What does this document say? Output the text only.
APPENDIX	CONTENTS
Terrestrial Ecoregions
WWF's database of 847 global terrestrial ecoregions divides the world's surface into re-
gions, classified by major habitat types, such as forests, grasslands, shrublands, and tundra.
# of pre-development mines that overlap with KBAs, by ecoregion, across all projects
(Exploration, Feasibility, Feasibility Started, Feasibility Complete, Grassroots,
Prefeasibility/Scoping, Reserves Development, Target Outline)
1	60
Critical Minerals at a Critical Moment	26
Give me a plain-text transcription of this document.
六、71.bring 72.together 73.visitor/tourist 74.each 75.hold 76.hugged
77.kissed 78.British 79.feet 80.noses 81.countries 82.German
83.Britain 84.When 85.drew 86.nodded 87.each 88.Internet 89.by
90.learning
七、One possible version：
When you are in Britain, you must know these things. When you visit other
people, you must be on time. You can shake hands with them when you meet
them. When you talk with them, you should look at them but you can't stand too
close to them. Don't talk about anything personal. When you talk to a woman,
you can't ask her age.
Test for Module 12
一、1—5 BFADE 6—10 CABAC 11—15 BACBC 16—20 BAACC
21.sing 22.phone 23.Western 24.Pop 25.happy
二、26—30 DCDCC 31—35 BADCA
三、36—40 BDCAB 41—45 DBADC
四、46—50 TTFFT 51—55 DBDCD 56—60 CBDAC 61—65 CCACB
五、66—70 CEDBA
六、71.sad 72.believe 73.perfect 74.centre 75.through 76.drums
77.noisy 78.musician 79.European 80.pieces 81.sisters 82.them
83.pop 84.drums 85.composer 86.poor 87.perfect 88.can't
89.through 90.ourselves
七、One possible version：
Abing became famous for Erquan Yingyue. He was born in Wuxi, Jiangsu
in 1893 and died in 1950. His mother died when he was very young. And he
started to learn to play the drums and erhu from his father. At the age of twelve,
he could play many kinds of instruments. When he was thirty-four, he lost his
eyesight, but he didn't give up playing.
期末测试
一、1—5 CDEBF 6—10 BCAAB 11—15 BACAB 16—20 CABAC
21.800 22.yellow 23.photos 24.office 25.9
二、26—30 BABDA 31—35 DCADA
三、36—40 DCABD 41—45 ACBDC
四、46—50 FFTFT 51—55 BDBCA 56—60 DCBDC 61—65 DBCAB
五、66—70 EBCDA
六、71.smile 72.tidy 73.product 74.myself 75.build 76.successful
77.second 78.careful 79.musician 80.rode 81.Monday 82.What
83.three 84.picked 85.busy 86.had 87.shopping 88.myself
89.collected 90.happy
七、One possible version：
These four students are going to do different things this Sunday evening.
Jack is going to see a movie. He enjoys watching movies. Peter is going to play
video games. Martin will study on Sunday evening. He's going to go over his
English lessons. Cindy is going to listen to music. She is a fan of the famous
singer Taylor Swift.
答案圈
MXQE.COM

++++++++++++++++++++

**DIRECTIVE:** Leave out every line without the string "evening" and copy the rest.

**WRITTEN ANSWER:**
These four students are going to do different things this Sunday evening.
video games. Martin will study on Sunday evening. He's going to go over his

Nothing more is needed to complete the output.